● **STATED EXERCISE**:
Without the pictures, return each record as it appears.
• • •
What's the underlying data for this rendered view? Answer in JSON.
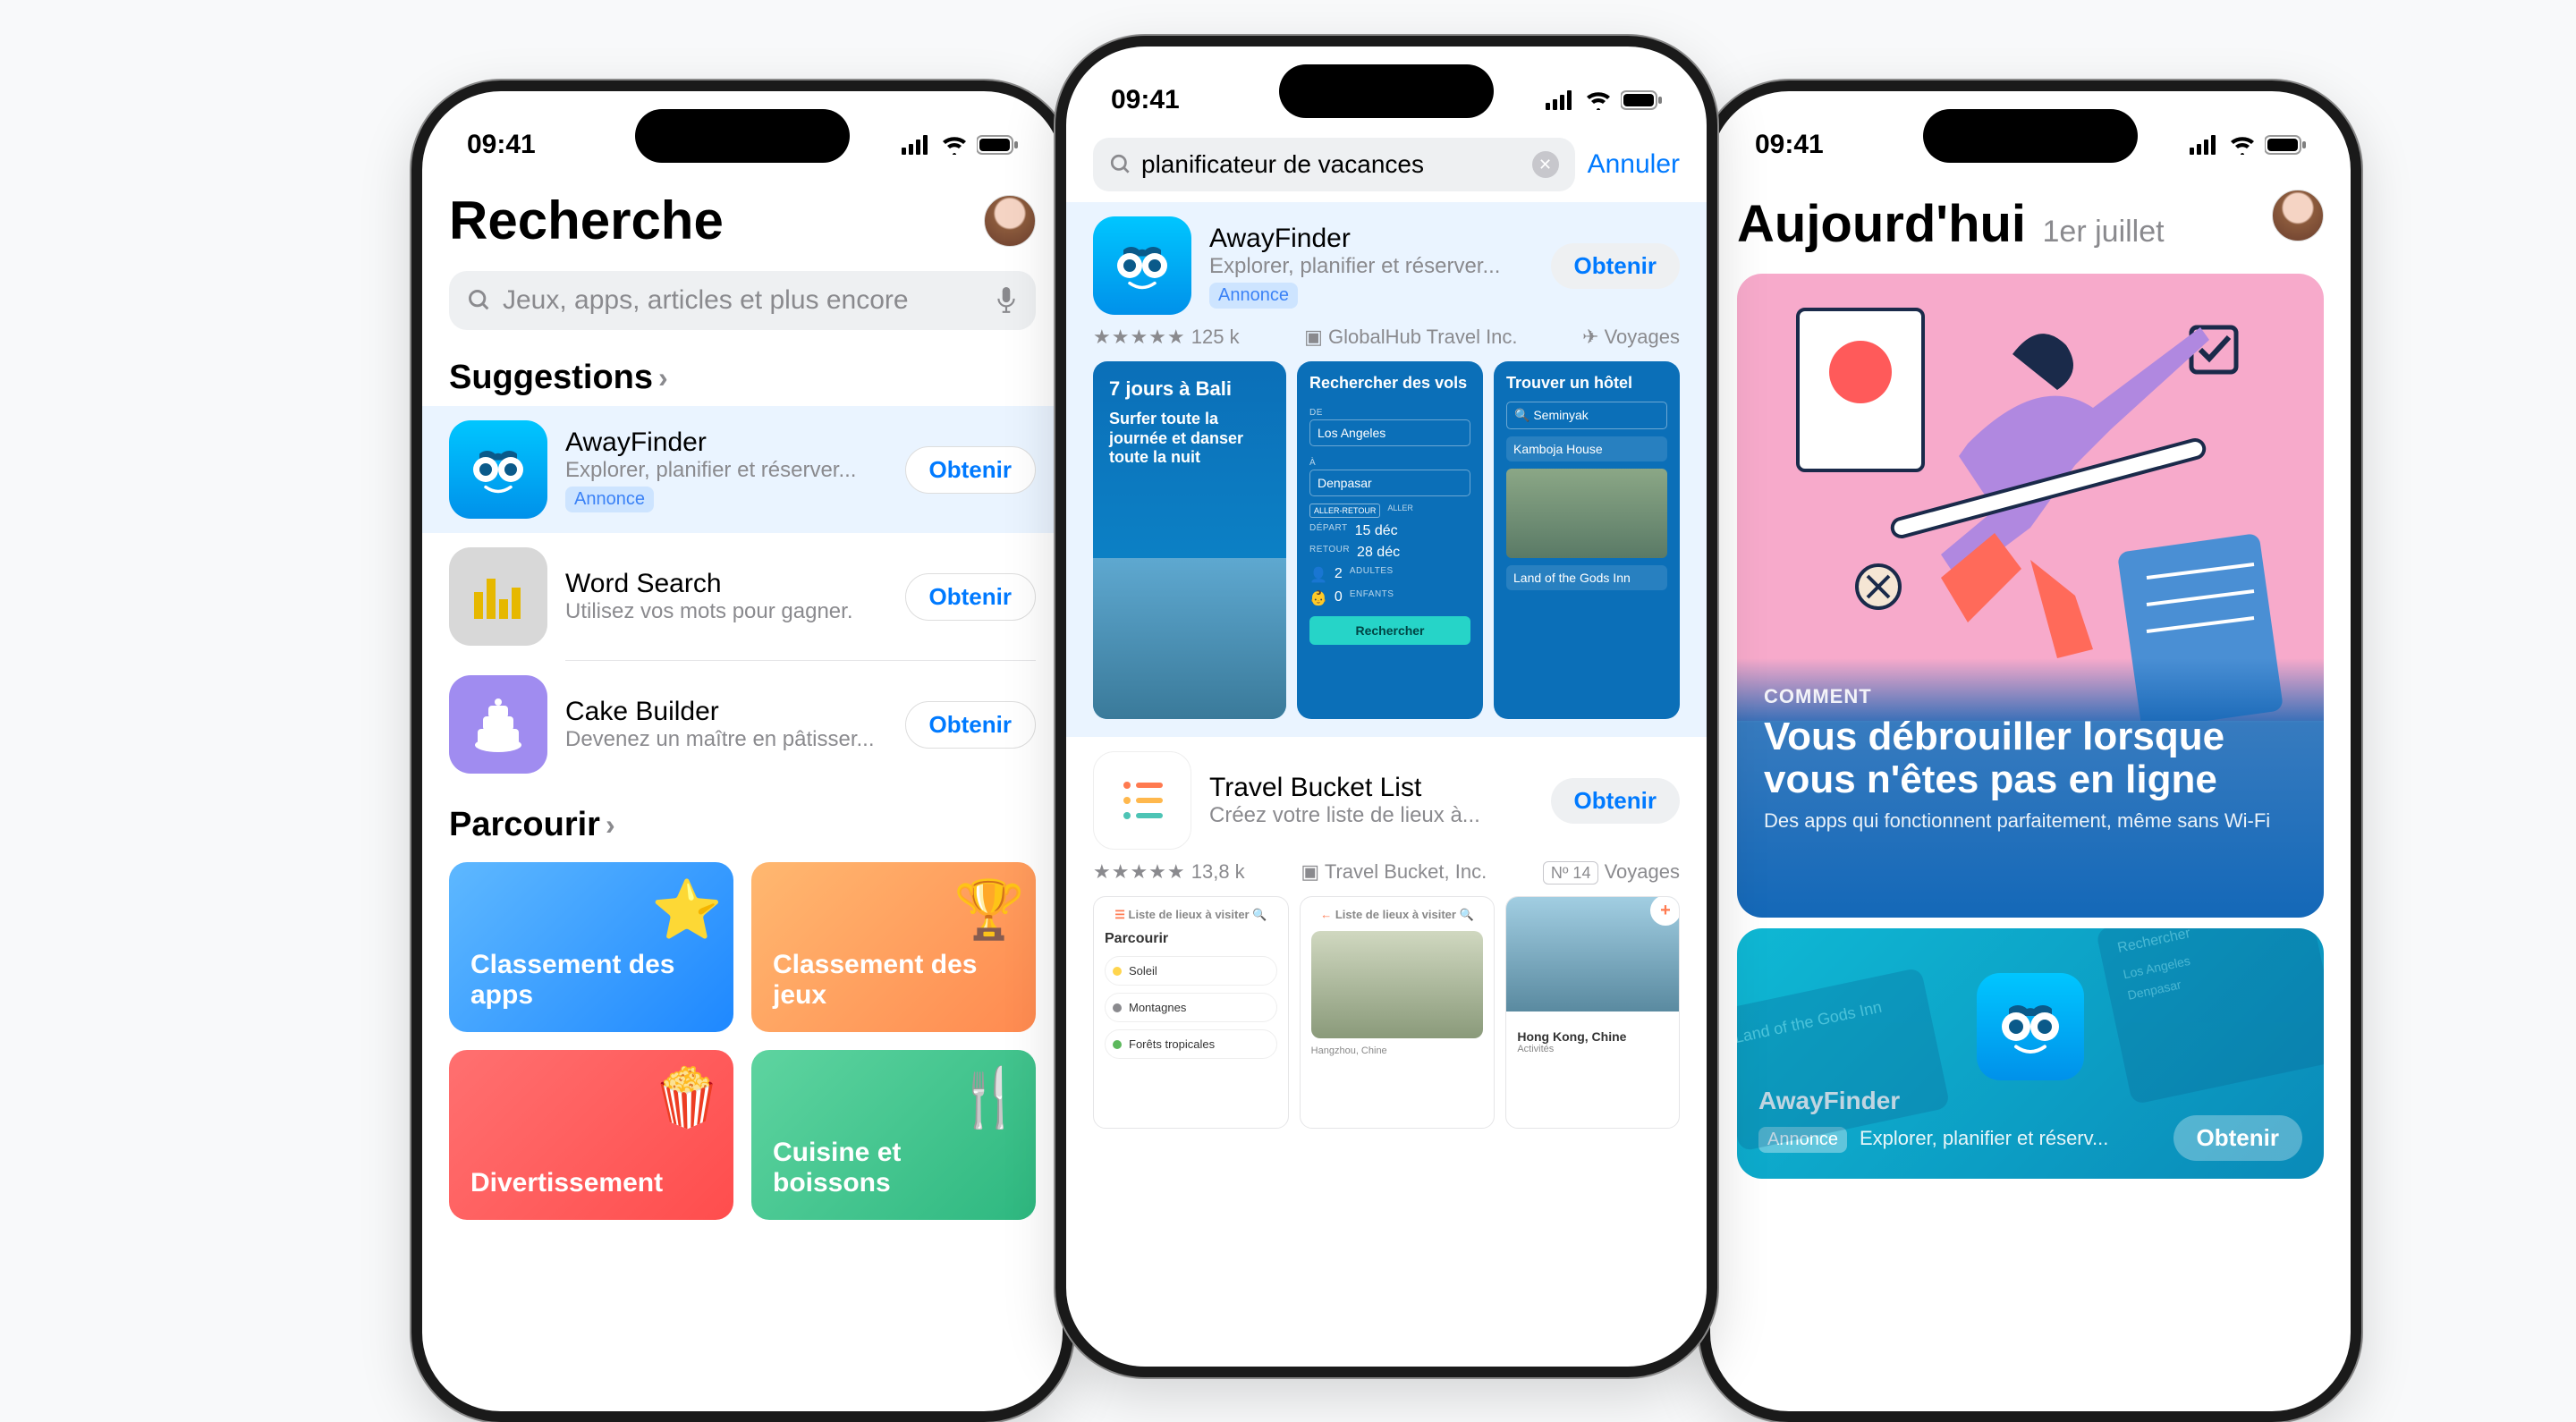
{
  "status": {
    "time": "09:41"
  },
  "left": {
    "title": "Recherche",
    "search_placeholder": "Jeux, apps, articles et plus encore",
    "sections": {
      "suggestions": "Suggestions",
      "browse": "Parcourir"
    },
    "suggestions": [
      {
        "name": "AwayFinder",
        "desc": "Explorer, planifier et réserver...",
        "ad": "Annonce",
        "cta": "Obtenir"
      },
      {
        "name": "Word Search",
        "desc": "Utilisez vos mots pour gagner.",
        "cta": "Obtenir"
      },
      {
        "name": "Cake Builder",
        "desc": "Devenez un maître en pâtisser...",
        "cta": "Obtenir"
      }
    ],
    "tiles": [
      {
        "label": "Classement des apps"
      },
      {
        "label": "Classement des jeux"
      },
      {
        "label": "Divertissement"
      },
      {
        "label": "Cuisine et boissons"
      }
    ]
  },
  "center": {
    "search_value": "planificateur de vacances",
    "cancel": "Annuler",
    "results": [
      {
        "name": "AwayFinder",
        "desc": "Explorer, planifier et réserver...",
        "ad": "Annonce",
        "cta": "Obtenir",
        "rating_count": "125 k",
        "developer": "GlobalHub Travel Inc.",
        "category": "Voyages",
        "previews": {
          "p1": {
            "title": "7 jours à Bali",
            "subtitle": "Surfer toute la journée et danser toute la nuit"
          },
          "p2": {
            "title": "Rechercher des vols",
            "from_label": "DE",
            "from": "Los Angeles",
            "to_label": "À",
            "to": "Denpasar",
            "roundtrip": "ALLER-RETOUR",
            "oneway": "ALLER",
            "depart_label": "DÉPART",
            "depart": "15 déc",
            "return_label": "RETOUR",
            "return": "28 déc",
            "adults": "2",
            "adults_label": "ADULTES",
            "kids": "0",
            "kids_label": "ENFANTS",
            "button": "Rechercher"
          },
          "p3": {
            "title": "Trouver un hôtel",
            "location": "Seminyak",
            "hotel1": "Kamboja House",
            "hotel2": "Land of the Gods Inn"
          }
        }
      },
      {
        "name": "Travel Bucket List",
        "desc": "Créez votre liste de lieux à...",
        "cta": "Obtenir",
        "rating_count": "13,8 k",
        "developer": "Travel Bucket, Inc.",
        "rank": "Nº 14",
        "category": "Voyages",
        "previews": {
          "rp1": {
            "header": "Liste de lieux à visiter",
            "section": "Parcourir",
            "chips": [
              "Soleil",
              "Montagnes",
              "Forêts tropicales"
            ]
          },
          "rp2": {
            "header": "Liste de lieux à visiter",
            "caption": "Hangzhou, Chine"
          },
          "rp3": {
            "caption": "Hong Kong, Chine",
            "sub": "Activités"
          }
        }
      }
    ]
  },
  "right": {
    "title": "Aujourd'hui",
    "date": "1er juillet",
    "story": {
      "eyebrow": "COMMENT",
      "title": "Vous débrouiller lorsque vous n'êtes pas en ligne",
      "subtitle": "Des apps qui fonctionnent parfaitement, même sans Wi-Fi"
    },
    "promo": {
      "name": "AwayFinder",
      "ad": "Annonce",
      "desc": "Explorer, planifier et réserv...",
      "cta": "Obtenir",
      "bg_labels": {
        "hotel": "Land of the Gods Inn",
        "search": "Rechercher",
        "from": "Los Angeles",
        "to": "Denpasar"
      }
    }
  }
}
• • •
● **EXERCISE RESULT**:
What's the underlying data for this rendered view? Answer in JSON.
{
  "status": {
    "time": "09:41"
  },
  "left": {
    "title": "Recherche",
    "search_placeholder": "Jeux, apps, articles et plus encore",
    "sections": {
      "suggestions": "Suggestions",
      "browse": "Parcourir"
    },
    "suggestions": [
      {
        "name": "AwayFinder",
        "desc": "Explorer, planifier et réserver...",
        "ad": "Annonce",
        "cta": "Obtenir"
      },
      {
        "name": "Word Search",
        "desc": "Utilisez vos mots pour gagner.",
        "cta": "Obtenir"
      },
      {
        "name": "Cake Builder",
        "desc": "Devenez un maître en pâtisser...",
        "cta": "Obtenir"
      }
    ],
    "tiles": [
      {
        "label": "Classement des apps"
      },
      {
        "label": "Classement des jeux"
      },
      {
        "label": "Divertissement"
      },
      {
        "label": "Cuisine et boissons"
      }
    ]
  },
  "center": {
    "search_value": "planificateur de vacances",
    "cancel": "Annuler",
    "results": [
      {
        "name": "AwayFinder",
        "desc": "Explorer, planifier et réserver...",
        "ad": "Annonce",
        "cta": "Obtenir",
        "rating_count": "125 k",
        "developer": "GlobalHub Travel Inc.",
        "category": "Voyages",
        "previews": {
          "p1": {
            "title": "7 jours à Bali",
            "subtitle": "Surfer toute la journée et danser toute la nuit"
          },
          "p2": {
            "title": "Rechercher des vols",
            "from_label": "DE",
            "from": "Los Angeles",
            "to_label": "À",
            "to": "Denpasar",
            "roundtrip": "ALLER-RETOUR",
            "oneway": "ALLER",
            "depart_label": "DÉPART",
            "depart": "15 déc",
            "return_label": "RETOUR",
            "return": "28 déc",
            "adults": "2",
            "adults_label": "ADULTES",
            "kids": "0",
            "kids_label": "ENFANTS",
            "button": "Rechercher"
          },
          "p3": {
            "title": "Trouver un hôtel",
            "location": "Seminyak",
            "hotel1": "Kamboja House",
            "hotel2": "Land of the Gods Inn"
          }
        }
      },
      {
        "name": "Travel Bucket List",
        "desc": "Créez votre liste de lieux à...",
        "cta": "Obtenir",
        "rating_count": "13,8 k",
        "developer": "Travel Bucket, Inc.",
        "rank": "Nº 14",
        "category": "Voyages",
        "previews": {
          "rp1": {
            "header": "Liste de lieux à visiter",
            "section": "Parcourir",
            "chips": [
              "Soleil",
              "Montagnes",
              "Forêts tropicales"
            ]
          },
          "rp2": {
            "header": "Liste de lieux à visiter",
            "caption": "Hangzhou, Chine"
          },
          "rp3": {
            "caption": "Hong Kong, Chine",
            "sub": "Activités"
          }
        }
      }
    ]
  },
  "right": {
    "title": "Aujourd'hui",
    "date": "1er juillet",
    "story": {
      "eyebrow": "COMMENT",
      "title": "Vous débrouiller lorsque vous n'êtes pas en ligne",
      "subtitle": "Des apps qui fonctionnent parfaitement, même sans Wi-Fi"
    },
    "promo": {
      "name": "AwayFinder",
      "ad": "Annonce",
      "desc": "Explorer, planifier et réserv...",
      "cta": "Obtenir",
      "bg_labels": {
        "hotel": "Land of the Gods Inn",
        "search": "Rechercher",
        "from": "Los Angeles",
        "to": "Denpasar"
      }
    }
  }
}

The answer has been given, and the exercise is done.